(Set exercise): State how many lines in the listing below include the word "music", and add nothing besides the number.

○ ○ ○ ○ ○

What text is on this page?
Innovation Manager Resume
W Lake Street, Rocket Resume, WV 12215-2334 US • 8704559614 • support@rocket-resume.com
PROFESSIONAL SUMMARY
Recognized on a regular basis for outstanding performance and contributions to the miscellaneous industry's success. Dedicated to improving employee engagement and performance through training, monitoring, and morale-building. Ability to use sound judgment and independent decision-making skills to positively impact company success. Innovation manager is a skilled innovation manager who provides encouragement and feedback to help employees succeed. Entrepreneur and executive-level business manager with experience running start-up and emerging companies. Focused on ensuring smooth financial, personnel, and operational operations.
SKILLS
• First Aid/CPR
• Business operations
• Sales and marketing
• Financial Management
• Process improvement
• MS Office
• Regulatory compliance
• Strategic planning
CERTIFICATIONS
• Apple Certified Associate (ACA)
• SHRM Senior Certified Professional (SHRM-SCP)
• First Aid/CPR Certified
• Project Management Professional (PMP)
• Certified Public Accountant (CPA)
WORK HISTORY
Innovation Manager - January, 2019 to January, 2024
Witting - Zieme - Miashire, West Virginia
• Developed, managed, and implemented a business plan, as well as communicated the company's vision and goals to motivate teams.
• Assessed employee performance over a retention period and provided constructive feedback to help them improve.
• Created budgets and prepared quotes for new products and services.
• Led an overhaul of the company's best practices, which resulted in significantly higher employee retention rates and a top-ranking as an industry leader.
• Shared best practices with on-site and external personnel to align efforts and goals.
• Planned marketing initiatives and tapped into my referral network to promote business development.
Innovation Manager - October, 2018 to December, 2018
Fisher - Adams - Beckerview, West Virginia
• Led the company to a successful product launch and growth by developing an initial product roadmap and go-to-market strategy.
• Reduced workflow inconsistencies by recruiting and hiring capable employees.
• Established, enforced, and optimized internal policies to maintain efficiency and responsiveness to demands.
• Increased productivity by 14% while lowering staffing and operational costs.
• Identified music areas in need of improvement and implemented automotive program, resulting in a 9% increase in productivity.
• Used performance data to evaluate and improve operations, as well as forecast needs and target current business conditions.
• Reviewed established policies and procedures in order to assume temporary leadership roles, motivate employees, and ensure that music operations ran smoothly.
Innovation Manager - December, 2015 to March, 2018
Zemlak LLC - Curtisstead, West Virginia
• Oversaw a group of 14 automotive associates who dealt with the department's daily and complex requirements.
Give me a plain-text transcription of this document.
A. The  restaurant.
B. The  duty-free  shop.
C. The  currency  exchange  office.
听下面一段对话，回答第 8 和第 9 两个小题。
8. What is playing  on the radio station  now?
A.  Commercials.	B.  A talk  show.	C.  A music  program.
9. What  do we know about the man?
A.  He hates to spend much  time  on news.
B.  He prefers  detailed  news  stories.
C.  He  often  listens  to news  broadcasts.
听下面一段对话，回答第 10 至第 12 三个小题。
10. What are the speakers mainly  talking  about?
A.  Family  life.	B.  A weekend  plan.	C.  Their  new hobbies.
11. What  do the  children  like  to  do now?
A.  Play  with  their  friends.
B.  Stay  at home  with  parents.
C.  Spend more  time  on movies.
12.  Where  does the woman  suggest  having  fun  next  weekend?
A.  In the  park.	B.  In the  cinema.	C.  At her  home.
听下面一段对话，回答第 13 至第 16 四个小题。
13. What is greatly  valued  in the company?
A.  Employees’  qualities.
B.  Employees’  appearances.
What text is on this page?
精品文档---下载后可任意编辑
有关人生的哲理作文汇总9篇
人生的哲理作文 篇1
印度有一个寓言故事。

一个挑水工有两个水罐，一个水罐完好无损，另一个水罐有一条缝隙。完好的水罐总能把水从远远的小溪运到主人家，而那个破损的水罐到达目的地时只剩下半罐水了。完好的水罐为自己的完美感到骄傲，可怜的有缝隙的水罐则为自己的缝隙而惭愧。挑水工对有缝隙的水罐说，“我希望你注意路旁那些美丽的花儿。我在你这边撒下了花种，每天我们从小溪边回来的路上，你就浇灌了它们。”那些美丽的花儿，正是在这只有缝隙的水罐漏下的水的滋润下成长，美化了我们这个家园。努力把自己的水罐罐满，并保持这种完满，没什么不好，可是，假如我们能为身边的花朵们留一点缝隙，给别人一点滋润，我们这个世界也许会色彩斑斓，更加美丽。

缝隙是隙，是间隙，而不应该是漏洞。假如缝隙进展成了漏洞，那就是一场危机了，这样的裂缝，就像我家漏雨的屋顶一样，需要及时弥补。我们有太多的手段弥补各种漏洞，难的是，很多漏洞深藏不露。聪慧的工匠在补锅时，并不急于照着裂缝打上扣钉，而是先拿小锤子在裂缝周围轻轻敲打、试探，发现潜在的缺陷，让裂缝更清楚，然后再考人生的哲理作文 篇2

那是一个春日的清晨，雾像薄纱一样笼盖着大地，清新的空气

○ ○ ○ ○ ○

(Solution for this task): 3